Stored entries
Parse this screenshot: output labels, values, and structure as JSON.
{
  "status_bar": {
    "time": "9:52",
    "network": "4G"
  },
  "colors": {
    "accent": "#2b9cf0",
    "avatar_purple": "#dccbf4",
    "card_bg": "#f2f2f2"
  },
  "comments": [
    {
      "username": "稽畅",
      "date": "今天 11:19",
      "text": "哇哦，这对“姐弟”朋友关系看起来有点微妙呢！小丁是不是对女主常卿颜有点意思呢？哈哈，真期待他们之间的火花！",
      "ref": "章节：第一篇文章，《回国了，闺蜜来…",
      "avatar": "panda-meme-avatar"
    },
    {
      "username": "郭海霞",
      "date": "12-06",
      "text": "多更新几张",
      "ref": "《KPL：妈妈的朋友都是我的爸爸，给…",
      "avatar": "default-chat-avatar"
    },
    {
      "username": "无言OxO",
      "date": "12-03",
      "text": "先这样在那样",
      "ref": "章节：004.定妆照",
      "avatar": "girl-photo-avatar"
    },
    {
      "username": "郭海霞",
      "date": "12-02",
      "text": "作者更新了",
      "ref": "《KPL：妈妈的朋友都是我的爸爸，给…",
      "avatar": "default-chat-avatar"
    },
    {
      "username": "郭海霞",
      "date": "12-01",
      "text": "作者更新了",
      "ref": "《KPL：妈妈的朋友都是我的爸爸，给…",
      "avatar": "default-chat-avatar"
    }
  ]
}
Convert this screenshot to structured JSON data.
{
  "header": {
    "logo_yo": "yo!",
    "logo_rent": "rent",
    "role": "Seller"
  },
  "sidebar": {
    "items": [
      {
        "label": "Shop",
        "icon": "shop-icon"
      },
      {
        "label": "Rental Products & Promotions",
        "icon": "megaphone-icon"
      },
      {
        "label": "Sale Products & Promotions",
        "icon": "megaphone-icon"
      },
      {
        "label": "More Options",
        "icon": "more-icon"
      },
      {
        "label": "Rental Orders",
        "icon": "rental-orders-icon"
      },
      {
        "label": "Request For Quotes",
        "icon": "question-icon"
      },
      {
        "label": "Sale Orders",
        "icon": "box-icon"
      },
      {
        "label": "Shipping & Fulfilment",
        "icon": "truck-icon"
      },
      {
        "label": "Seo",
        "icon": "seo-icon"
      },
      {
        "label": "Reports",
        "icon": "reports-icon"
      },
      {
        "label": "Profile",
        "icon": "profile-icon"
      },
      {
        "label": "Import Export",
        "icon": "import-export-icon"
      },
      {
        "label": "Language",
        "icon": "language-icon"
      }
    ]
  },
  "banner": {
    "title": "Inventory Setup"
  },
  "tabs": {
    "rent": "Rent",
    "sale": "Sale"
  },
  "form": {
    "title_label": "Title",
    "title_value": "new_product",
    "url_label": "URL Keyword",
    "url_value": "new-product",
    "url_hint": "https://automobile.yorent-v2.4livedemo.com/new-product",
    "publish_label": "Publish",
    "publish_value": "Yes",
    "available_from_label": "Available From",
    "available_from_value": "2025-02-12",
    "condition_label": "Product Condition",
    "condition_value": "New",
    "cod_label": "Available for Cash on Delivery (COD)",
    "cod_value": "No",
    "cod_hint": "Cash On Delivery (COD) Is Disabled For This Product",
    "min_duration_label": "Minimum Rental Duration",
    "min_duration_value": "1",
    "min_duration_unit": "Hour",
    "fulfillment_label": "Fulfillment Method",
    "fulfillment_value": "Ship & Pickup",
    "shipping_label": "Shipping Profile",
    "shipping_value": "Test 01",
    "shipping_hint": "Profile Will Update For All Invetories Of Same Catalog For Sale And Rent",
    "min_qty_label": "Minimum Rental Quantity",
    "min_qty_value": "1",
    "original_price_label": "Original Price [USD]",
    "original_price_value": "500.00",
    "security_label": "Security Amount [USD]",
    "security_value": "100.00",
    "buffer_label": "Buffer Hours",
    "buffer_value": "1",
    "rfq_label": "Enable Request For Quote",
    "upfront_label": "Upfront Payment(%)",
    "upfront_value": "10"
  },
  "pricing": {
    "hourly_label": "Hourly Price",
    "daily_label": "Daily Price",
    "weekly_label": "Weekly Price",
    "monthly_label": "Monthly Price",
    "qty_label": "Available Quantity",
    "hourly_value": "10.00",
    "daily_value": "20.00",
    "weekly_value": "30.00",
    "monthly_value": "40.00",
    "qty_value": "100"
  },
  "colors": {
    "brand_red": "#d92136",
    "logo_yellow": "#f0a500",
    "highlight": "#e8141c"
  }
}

(Given task): Go through the listing above and restate it word for word.

(Right answer):
Parse this screenshot: output labels, values, and structure as JSON.
{
  "status_bar": {
    "time": "9:52",
    "network": "4G"
  },
  "colors": {
    "accent": "#2b9cf0",
    "avatar_purple": "#dccbf4",
    "card_bg": "#f2f2f2"
  },
  "comments": [
    {
      "username": "稽畅",
      "date": "今天 11:19",
      "text": "哇哦，这对“姐弟”朋友关系看起来有点微妙呢！小丁是不是对女主常卿颜有点意思呢？哈哈，真期待他们之间的火花！",
      "ref": "章节：第一篇文章，《回国了，闺蜜来…",
      "avatar": "panda-meme-avatar"
    },
    {
      "username": "郭海霞",
      "date": "12-06",
      "text": "多更新几张",
      "ref": "《KPL：妈妈的朋友都是我的爸爸，给…",
      "avatar": "default-chat-avatar"
    },
    {
      "username": "无言OxO",
      "date": "12-03",
      "text": "先这样在那样",
      "ref": "章节：004.定妆照",
      "avatar": "girl-photo-avatar"
    },
    {
      "username": "郭海霞",
      "date": "12-02",
      "text": "作者更新了",
      "ref": "《KPL：妈妈的朋友都是我的爸爸，给…",
      "avatar": "default-chat-avatar"
    },
    {
      "username": "郭海霞",
      "date": "12-01",
      "text": "作者更新了",
      "ref": "《KPL：妈妈的朋友都是我的爸爸，给…",
      "avatar": "default-chat-avatar"
    }
  ]
}
Convert this screenshot to structured JSON data.
{
  "header": {
    "logo_yo": "yo!",
    "logo_rent": "rent",
    "role": "Seller"
  },
  "sidebar": {
    "items": [
      {
        "label": "Shop",
        "icon": "shop-icon"
      },
      {
        "label": "Rental Products & Promotions",
        "icon": "megaphone-icon"
      },
      {
        "label": "Sale Products & Promotions",
        "icon": "megaphone-icon"
      },
      {
        "label": "More Options",
        "icon": "more-icon"
      },
      {
        "label": "Rental Orders",
        "icon": "rental-orders-icon"
      },
      {
        "label": "Request For Quotes",
        "icon": "question-icon"
      },
      {
        "label": "Sale Orders",
        "icon": "box-icon"
      },
      {
        "label": "Shipping & Fulfilment",
        "icon": "truck-icon"
      },
      {
        "label": "Seo",
        "icon": "seo-icon"
      },
      {
        "label": "Reports",
        "icon": "reports-icon"
      },
      {
        "label": "Profile",
        "icon": "profile-icon"
      },
      {
        "label": "Import Export",
        "icon": "import-export-icon"
      },
      {
        "label": "Language",
        "icon": "language-icon"
      }
    ]
  },
  "banner": {
    "title": "Inventory Setup"
  },
  "tabs": {
    "rent": "Rent",
    "sale": "Sale"
  },
  "form": {
    "title_label": "Title",
    "title_value": "new_product",
    "url_label": "URL Keyword",
    "url_value": "new-product",
    "url_hint": "https://automobile.yorent-v2.4livedemo.com/new-product",
    "publish_label": "Publish",
    "publish_value": "Yes",
    "available_from_label": "Available From",
    "available_from_value": "2025-02-12",
    "condition_label": "Product Condition",
    "condition_value": "New",
    "cod_label": "Available for Cash on Delivery (COD)",
    "cod_value": "No",
    "cod_hint": "Cash On Delivery (COD) Is Disabled For This Product",
    "min_duration_label": "Minimum Rental Duration",
    "min_duration_value": "1",
    "min_duration_unit": "Hour",
    "fulfillment_label": "Fulfillment Method",
    "fulfillment_value": "Ship & Pickup",
    "shipping_label": "Shipping Profile",
    "shipping_value": "Test 01",
    "shipping_hint": "Profile Will Update For All Invetories Of Same Catalog For Sale And Rent",
    "min_qty_label": "Minimum Rental Quantity",
    "min_qty_value": "1",
    "original_price_label": "Original Price [USD]",
    "original_price_value": "500.00",
    "security_label": "Security Amount [USD]",
    "security_value": "100.00",
    "buffer_label": "Buffer Hours",
    "buffer_value": "1",
    "rfq_label": "Enable Request For Quote",
    "upfront_label": "Upfront Payment(%)",
    "upfront_value": "10"
  },
  "pricing": {
    "hourly_label": "Hourly Price",
    "daily_label": "Daily Price",
    "weekly_label": "Weekly Price",
    "monthly_label": "Monthly Price",
    "qty_label": "Available Quantity",
    "hourly_value": "10.00",
    "daily_value": "20.00",
    "weekly_value": "30.00",
    "monthly_value": "40.00",
    "qty_value": "100"
  },
  "colors": {
    "brand_red": "#d92136",
    "logo_yellow": "#f0a500",
    "highlight": "#e8141c"
  }
}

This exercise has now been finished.